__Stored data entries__
· · ·

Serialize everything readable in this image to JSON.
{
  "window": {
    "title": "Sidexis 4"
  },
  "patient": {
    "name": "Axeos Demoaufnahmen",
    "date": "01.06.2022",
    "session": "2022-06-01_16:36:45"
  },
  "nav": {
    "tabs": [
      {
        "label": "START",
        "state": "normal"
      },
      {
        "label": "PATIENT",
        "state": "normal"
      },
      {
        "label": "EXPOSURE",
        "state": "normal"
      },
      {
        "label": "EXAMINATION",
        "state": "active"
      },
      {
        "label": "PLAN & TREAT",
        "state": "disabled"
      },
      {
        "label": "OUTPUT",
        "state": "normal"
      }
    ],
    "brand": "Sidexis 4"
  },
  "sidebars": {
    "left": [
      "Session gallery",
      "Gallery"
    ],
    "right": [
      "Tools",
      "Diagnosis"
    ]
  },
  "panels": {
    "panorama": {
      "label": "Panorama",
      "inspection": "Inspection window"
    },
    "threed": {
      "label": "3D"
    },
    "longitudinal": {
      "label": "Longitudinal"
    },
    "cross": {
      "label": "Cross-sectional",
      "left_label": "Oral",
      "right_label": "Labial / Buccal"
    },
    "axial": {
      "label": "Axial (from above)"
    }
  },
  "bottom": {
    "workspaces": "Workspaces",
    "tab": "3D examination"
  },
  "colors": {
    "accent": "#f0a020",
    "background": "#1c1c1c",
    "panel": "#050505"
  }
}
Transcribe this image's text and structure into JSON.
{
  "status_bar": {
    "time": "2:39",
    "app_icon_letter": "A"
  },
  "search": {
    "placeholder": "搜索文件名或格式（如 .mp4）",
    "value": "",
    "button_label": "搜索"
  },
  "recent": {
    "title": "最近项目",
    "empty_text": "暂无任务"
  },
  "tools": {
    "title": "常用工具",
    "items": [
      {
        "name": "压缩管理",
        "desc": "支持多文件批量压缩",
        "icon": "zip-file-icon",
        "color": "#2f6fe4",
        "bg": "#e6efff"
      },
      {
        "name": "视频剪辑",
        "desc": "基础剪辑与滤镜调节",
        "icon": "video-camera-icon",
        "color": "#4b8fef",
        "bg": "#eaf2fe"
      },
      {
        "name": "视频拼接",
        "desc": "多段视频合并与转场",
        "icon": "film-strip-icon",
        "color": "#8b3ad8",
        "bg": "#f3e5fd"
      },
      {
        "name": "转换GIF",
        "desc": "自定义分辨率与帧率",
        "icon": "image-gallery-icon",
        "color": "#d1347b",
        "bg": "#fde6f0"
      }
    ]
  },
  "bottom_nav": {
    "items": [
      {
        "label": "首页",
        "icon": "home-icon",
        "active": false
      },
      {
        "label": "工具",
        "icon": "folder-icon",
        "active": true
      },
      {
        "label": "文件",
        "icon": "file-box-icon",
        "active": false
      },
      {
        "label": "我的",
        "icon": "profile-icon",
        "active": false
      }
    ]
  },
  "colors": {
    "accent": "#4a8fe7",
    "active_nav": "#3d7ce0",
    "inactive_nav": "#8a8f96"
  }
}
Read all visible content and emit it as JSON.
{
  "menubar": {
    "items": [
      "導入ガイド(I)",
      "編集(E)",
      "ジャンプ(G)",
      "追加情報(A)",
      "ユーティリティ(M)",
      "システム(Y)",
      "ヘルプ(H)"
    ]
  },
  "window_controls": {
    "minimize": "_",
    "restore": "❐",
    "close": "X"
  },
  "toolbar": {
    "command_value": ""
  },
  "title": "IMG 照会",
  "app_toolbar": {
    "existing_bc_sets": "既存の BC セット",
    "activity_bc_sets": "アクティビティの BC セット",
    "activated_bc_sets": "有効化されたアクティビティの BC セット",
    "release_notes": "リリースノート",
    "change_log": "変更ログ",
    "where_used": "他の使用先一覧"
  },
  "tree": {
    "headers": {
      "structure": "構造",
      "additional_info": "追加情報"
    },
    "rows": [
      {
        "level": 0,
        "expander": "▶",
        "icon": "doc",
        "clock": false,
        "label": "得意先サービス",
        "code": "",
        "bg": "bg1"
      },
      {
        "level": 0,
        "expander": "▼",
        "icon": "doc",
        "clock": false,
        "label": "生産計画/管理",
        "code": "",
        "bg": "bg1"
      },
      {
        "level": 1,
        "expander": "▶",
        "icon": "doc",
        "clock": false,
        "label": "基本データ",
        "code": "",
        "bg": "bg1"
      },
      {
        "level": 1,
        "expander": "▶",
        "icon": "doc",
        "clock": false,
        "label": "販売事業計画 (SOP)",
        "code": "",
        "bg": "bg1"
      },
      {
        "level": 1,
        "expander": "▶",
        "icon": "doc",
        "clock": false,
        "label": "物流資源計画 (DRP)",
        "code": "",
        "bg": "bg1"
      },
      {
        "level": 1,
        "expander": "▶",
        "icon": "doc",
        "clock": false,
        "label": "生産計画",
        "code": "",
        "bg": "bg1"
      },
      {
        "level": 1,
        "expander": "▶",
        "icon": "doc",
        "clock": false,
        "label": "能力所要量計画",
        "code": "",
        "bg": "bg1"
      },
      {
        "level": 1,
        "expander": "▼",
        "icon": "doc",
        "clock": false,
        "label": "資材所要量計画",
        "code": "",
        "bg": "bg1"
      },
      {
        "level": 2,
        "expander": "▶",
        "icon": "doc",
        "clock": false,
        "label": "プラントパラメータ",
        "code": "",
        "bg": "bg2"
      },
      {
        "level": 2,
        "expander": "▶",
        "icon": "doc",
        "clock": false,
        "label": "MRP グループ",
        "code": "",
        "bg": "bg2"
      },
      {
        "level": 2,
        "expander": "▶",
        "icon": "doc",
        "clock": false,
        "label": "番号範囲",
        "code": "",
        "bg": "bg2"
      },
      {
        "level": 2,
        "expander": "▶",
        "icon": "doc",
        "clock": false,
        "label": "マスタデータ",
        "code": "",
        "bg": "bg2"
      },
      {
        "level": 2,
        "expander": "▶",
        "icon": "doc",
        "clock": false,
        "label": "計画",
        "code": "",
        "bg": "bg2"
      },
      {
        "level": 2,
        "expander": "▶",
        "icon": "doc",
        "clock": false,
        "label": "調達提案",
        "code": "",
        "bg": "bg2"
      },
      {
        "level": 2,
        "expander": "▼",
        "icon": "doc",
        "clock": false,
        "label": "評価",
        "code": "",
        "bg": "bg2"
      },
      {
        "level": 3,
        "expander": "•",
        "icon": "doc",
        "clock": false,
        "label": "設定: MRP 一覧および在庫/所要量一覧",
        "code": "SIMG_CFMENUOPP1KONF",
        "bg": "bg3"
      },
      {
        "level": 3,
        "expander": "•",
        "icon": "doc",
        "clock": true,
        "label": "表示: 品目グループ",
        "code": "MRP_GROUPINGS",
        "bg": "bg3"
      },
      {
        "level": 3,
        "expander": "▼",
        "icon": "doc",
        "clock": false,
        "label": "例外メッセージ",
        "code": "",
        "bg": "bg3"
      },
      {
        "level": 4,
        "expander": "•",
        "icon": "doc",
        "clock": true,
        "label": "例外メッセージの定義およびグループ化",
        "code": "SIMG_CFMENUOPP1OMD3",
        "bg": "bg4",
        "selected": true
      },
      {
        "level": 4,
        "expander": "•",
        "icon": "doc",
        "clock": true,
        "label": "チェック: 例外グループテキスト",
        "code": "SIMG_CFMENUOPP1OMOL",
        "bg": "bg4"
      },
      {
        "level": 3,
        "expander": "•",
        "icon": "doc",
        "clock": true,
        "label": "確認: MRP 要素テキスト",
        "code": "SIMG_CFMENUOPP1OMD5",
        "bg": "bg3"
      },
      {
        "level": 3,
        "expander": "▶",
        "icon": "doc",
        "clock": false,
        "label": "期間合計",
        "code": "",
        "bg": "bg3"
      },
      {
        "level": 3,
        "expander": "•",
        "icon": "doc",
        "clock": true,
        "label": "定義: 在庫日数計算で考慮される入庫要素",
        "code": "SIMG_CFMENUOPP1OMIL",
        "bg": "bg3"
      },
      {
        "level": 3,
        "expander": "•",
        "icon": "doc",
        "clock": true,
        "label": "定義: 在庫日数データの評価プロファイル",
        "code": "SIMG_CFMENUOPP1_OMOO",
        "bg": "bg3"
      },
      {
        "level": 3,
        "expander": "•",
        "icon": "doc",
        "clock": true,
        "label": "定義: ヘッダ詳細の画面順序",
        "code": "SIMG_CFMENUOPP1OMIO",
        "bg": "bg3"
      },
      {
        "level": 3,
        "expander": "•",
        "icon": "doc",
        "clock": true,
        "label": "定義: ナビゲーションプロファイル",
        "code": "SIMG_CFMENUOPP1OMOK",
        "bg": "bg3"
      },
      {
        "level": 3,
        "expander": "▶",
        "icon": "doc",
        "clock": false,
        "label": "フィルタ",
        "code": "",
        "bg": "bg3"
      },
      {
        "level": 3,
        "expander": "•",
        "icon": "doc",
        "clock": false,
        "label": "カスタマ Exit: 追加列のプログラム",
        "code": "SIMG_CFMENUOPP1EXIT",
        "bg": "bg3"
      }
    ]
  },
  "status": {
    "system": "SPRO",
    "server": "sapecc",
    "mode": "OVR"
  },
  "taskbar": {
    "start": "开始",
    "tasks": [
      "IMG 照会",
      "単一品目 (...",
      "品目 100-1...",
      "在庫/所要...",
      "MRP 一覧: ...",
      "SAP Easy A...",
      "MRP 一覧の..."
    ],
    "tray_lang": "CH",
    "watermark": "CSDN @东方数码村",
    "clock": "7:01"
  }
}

· · ·

__OBJECTIVE__
Using the listing above, say how many of its lines contain the string "desc", giving nothing but the figure.

__EXERCISE RESPONSE__
4